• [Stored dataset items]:
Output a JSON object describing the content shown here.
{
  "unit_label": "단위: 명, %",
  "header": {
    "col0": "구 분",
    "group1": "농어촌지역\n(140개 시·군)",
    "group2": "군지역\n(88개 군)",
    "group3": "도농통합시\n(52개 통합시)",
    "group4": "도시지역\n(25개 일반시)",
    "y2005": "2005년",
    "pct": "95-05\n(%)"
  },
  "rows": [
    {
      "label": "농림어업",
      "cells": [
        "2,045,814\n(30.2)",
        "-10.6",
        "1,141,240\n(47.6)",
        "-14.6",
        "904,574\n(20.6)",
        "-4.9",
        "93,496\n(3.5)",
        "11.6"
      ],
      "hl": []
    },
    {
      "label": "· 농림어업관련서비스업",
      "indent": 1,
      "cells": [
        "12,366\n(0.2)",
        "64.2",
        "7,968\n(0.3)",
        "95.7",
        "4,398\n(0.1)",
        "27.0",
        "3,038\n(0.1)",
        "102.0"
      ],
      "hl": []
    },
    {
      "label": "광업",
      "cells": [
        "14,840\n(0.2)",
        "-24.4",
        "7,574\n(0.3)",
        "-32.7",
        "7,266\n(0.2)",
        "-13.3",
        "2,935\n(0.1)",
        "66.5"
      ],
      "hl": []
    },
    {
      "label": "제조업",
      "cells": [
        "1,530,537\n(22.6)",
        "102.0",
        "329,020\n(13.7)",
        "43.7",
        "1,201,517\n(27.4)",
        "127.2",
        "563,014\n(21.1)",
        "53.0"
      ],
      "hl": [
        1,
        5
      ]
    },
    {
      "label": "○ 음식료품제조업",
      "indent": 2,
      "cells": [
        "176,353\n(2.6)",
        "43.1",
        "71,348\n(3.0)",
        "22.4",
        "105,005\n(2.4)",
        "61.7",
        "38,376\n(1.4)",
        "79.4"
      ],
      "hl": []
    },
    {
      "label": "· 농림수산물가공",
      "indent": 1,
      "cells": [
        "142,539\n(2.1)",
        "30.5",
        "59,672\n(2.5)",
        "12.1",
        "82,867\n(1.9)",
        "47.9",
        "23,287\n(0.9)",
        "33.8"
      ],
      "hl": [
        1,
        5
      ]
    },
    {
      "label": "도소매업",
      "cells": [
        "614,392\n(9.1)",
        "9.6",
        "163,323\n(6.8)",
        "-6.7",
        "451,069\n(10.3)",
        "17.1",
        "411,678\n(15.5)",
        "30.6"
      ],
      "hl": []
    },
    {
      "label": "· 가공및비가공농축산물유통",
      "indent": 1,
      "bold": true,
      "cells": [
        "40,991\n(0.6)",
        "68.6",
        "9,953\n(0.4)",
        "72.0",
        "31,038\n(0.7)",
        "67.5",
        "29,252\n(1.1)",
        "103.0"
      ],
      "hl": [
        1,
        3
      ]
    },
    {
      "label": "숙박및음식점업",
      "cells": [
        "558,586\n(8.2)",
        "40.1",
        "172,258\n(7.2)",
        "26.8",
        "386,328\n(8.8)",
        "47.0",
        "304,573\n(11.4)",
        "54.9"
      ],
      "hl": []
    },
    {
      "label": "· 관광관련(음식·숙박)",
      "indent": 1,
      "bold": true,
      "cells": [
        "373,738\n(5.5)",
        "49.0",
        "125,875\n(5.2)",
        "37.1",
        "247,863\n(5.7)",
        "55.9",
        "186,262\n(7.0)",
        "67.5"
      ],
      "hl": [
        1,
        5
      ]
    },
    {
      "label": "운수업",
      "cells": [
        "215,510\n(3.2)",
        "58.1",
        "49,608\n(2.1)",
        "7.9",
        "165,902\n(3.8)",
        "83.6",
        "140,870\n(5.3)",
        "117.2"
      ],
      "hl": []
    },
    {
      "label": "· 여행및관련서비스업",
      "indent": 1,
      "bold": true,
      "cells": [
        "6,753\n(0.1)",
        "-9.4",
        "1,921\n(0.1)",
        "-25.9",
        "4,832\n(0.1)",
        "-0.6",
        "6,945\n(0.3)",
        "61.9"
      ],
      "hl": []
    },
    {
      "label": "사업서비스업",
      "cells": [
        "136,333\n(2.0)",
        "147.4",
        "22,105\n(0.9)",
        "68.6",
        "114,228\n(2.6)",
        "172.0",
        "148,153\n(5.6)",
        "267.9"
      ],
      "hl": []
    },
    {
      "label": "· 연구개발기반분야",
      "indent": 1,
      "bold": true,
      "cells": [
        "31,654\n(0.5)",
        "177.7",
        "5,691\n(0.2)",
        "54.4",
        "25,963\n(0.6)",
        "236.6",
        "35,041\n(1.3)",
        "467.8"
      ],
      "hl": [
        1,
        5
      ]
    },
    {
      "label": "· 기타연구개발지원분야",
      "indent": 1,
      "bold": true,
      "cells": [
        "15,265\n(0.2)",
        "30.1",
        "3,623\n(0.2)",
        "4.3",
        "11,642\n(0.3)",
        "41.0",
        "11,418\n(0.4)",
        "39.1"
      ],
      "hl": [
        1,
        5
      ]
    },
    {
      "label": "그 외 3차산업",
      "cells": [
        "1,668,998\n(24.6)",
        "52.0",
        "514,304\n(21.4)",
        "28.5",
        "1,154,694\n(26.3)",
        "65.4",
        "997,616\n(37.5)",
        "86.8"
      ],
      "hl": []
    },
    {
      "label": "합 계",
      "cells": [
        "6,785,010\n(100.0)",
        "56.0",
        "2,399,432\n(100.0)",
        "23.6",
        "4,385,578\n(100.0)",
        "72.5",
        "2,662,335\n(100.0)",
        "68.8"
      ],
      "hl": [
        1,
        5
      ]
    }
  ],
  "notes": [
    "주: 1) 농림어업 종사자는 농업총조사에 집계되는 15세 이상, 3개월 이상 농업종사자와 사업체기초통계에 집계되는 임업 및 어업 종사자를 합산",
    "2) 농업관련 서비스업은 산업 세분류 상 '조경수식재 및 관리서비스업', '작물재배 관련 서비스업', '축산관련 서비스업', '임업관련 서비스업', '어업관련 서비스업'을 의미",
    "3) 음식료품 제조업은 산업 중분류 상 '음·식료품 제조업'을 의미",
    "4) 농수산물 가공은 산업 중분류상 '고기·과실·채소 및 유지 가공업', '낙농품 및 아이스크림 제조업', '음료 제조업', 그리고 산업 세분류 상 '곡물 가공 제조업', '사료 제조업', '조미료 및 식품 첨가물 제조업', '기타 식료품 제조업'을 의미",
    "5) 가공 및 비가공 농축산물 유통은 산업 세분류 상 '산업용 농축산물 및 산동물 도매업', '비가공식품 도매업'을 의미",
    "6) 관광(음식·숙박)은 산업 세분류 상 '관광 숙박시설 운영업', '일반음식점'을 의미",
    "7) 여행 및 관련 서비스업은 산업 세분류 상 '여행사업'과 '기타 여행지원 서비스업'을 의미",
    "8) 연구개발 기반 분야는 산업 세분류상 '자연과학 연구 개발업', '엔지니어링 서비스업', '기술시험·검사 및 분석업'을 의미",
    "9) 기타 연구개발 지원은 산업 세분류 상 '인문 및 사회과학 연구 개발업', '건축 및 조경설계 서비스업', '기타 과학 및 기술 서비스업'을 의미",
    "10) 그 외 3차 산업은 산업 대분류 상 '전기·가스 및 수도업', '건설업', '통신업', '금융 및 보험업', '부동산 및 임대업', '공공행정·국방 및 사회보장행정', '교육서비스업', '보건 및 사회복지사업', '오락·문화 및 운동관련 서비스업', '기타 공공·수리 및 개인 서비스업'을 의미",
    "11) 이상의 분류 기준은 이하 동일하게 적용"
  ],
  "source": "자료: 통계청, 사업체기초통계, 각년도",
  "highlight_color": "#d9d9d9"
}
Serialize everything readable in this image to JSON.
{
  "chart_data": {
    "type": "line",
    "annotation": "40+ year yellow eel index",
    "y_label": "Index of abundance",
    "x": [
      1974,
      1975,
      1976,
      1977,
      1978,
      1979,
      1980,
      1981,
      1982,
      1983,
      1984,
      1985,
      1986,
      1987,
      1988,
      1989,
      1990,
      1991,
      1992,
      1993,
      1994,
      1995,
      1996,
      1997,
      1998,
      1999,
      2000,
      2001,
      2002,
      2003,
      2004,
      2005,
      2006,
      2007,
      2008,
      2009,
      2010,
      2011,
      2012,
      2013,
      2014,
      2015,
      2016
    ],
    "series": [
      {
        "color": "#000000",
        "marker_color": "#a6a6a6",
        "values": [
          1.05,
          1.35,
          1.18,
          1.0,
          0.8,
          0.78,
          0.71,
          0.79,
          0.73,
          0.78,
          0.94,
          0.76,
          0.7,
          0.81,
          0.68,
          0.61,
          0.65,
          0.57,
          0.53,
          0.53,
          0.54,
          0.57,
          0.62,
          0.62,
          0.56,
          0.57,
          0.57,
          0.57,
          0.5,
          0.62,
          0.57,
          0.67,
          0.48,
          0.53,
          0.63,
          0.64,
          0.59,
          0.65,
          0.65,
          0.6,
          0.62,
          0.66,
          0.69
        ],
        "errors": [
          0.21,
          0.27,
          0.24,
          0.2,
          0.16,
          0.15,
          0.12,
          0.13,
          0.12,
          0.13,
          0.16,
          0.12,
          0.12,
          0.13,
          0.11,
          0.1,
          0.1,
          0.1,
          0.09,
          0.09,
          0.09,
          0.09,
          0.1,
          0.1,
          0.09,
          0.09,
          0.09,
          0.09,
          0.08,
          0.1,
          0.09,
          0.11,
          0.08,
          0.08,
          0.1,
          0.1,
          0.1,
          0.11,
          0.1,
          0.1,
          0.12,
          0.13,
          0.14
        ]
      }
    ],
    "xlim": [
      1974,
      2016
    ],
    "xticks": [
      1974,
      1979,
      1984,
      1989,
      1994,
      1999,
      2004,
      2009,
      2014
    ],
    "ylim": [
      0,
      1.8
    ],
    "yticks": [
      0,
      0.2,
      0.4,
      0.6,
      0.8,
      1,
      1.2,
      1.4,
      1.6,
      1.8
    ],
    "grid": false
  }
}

• [Goal]: Scan the material and collect every line that contains "JSON".

• [Solution to the problem]:
Output a JSON object describing the content shown here.
Serialize everything readable in this image to JSON.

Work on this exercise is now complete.